::: DATA LINES :::
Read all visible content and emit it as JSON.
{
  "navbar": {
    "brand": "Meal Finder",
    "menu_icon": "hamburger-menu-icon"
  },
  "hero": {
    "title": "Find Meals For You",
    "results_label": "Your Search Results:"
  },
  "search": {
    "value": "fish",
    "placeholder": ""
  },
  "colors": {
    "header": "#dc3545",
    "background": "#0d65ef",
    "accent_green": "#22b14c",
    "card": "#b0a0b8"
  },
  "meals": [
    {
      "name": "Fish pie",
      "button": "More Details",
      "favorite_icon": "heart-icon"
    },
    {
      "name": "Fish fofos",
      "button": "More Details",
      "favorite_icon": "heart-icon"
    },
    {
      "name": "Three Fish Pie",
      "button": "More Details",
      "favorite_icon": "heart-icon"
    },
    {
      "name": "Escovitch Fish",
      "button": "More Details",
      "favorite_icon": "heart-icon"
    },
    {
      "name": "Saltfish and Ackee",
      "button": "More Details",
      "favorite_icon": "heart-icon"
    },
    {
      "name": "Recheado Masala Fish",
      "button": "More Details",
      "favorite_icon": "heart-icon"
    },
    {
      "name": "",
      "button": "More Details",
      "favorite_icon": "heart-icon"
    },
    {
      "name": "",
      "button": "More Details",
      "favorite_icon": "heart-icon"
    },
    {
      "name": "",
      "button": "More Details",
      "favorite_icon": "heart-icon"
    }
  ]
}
:::
EXERCISE AIM:
Using the listing above, reproduce each line without omission.

RESULT FOR THIS EXERCISE:
Read all visible content and emit it as JSON.
{
  "navbar": {
    "brand": "Meal Finder",
    "menu_icon": "hamburger-menu-icon"
  },
  "hero": {
    "title": "Find Meals For You",
    "results_label": "Your Search Results:"
  },
  "search": {
    "value": "fish",
    "placeholder": ""
  },
  "colors": {
    "header": "#dc3545",
    "background": "#0d65ef",
    "accent_green": "#22b14c",
    "card": "#b0a0b8"
  },
  "meals": [
    {
      "name": "Fish pie",
      "button": "More Details",
      "favorite_icon": "heart-icon"
    },
    {
      "name": "Fish fofos",
      "button": "More Details",
      "favorite_icon": "heart-icon"
    },
    {
      "name": "Three Fish Pie",
      "button": "More Details",
      "favorite_icon": "heart-icon"
    },
    {
      "name": "Escovitch Fish",
      "button": "More Details",
      "favorite_icon": "heart-icon"
    },
    {
      "name": "Saltfish and Ackee",
      "button": "More Details",
      "favorite_icon": "heart-icon"
    },
    {
      "name": "Recheado Masala Fish",
      "button": "More Details",
      "favorite_icon": "heart-icon"
    },
    {
      "name": "",
      "button": "More Details",
      "favorite_icon": "heart-icon"
    },
    {
      "name": "",
      "button": "More Details",
      "favorite_icon": "heart-icon"
    },
    {
      "name": "",
      "button": "More Details",
      "favorite_icon": "heart-icon"
    }
  ]
}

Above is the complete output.